#### Written problem:
Reproduce every record exactly as it appears, but not the pictures.

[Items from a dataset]
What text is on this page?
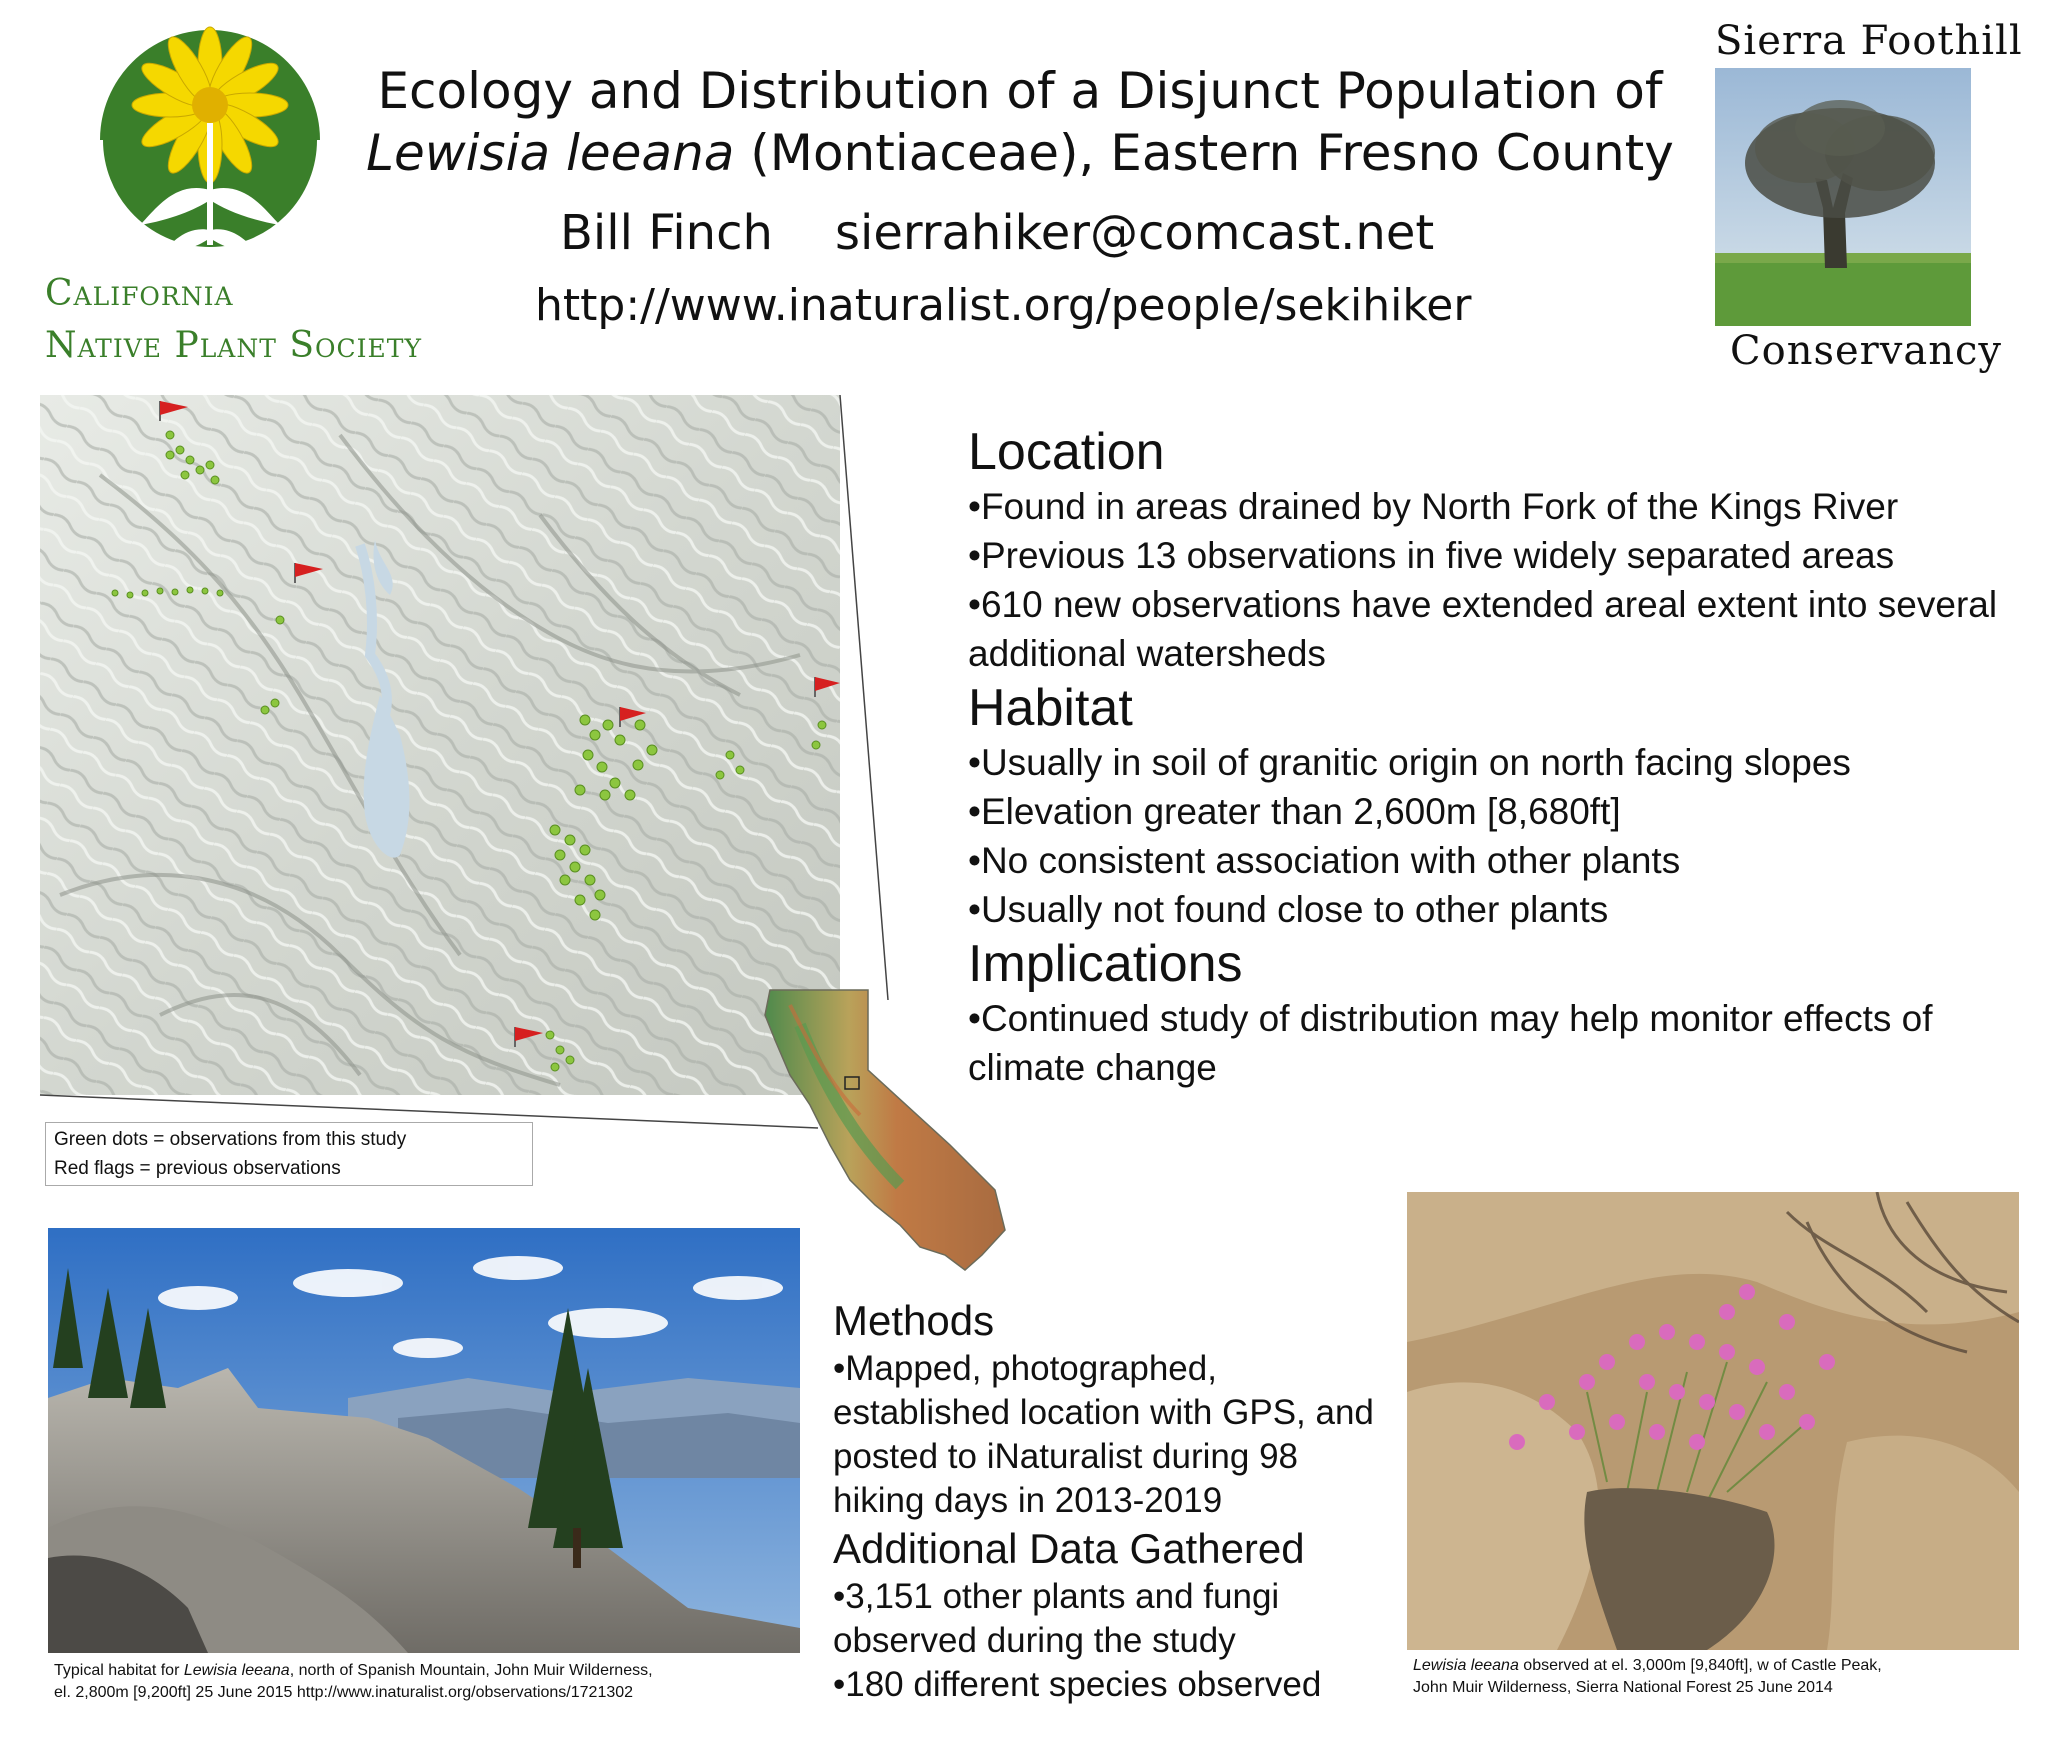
Ecology and Distribution of a Disjunct Population of
Lewisia leeana (Montiaceae), Eastern Fresno County
Bill Finch sierrahiker@comcast.net
http://www.inaturalist.org/people/sekihiker
California
Native Plant Society
Sierra Foothill
Conservancy
Green dots = observations from this study
Red flags = previous observations
Location
•Found in areas drained by North Fork of the Kings River
•Previous 13 observations in five widely separated areas
•610 new observations have extended areal extent into several additional watersheds
Habitat
•Usually in soil of granitic origin on north facing slopes
•Elevation greater than 2,600m [8,680ft]
•No consistent association with other plants
•Usually not found close to other plants
Implications
•Continued study of distribution may help monitor effects of climate change
Methods
•Mapped, photographed, established location with GPS, and posted to iNaturalist during 98 hiking days in 2013-2019
Additional Data Gathered
•3,151 other plants and fungi observed during the study
•180 different species observed
Typical habitat for Lewisia leeana, north of Spanish Mountain, John Muir Wilderness,
el. 2,800m [9,200ft] 25 June 2015 http://www.inaturalist.org/observations/1721302
Lewisia leeana observed at el. 3,000m [9,840ft], w of Castle Peak,
John Muir Wilderness, Sierra National Forest 25 June 2014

#### Task response:
What text is on this page?
Ecology and Distribution of a Disjunct Population of
Lewisia leeana (Montiaceae), Eastern Fresno County
Bill Finch sierrahiker@comcast.net
http://www.inaturalist.org/people/sekihiker
California
Native Plant Society
Sierra Foothill
Conservancy
Green dots = observations from this study
Red flags = previous observations
Location
•Found in areas drained by North Fork of the Kings River
•Previous 13 observations in five widely separated areas
•610 new observations have extended areal extent into several additional watersheds
Habitat
•Usually in soil of granitic origin on north facing slopes
•Elevation greater than 2,600m [8,680ft]
•No consistent association with other plants
•Usually not found close to other plants
Implications
•Continued study of distribution may help monitor effects of climate change
Methods
•Mapped, photographed, established location with GPS, and posted to iNaturalist during 98 hiking days in 2013-2019
Additional Data Gathered
•3,151 other plants and fungi observed during the study
•180 different species observed
Typical habitat for Lewisia leeana, north of Spanish Mountain, John Muir Wilderness,
el. 2,800m [9,200ft] 25 June 2015 http://www.inaturalist.org/observations/1721302
Lewisia leeana observed at el. 3,000m [9,840ft], w of Castle Peak,
John Muir Wilderness, Sierra National Forest 25 June 2014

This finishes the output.